What needs to be done.
From the material below, list every line containing "false".

Extracted material.
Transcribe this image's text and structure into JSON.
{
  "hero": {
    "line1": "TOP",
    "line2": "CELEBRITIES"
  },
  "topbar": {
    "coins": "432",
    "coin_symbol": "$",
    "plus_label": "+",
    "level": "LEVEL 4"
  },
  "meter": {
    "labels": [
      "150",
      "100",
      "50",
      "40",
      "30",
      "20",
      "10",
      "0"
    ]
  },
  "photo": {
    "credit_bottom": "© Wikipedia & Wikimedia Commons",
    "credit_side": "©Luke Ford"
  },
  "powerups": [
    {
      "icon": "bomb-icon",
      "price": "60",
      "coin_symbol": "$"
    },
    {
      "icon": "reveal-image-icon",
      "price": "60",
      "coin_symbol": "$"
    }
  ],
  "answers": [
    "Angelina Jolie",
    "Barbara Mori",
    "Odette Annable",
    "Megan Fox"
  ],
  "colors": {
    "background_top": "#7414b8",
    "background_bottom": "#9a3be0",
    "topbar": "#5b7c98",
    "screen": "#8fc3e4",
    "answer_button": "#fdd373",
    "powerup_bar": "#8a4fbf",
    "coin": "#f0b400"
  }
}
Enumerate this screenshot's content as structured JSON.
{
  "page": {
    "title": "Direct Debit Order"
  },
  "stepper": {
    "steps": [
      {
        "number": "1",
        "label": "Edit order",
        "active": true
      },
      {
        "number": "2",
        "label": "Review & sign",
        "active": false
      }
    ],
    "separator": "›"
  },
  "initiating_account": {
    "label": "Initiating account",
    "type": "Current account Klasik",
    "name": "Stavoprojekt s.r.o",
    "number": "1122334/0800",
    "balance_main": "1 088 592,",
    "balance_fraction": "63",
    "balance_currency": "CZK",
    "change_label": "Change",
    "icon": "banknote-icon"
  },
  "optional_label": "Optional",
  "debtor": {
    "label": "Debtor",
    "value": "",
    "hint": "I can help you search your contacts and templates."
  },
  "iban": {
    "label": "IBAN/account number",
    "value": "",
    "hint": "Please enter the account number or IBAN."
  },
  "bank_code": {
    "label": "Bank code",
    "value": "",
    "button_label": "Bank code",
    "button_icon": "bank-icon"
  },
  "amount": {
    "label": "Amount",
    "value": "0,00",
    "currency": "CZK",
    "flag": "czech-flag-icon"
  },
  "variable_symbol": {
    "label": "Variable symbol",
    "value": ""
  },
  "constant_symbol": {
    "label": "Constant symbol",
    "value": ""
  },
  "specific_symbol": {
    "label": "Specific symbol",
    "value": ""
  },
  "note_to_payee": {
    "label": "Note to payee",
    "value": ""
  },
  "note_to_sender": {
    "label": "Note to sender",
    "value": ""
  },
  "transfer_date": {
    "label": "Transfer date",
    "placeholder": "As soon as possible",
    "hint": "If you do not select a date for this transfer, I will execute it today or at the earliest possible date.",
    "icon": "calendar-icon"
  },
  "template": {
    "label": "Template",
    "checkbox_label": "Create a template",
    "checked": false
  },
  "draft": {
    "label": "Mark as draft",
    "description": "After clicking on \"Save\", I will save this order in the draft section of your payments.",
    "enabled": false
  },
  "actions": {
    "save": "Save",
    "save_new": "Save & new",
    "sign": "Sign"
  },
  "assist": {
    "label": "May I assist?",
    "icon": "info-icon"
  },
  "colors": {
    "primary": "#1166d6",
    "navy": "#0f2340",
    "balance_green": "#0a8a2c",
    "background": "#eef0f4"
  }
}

Answer to this exercise.
        "active": false
    "checked": false
    "enabled": false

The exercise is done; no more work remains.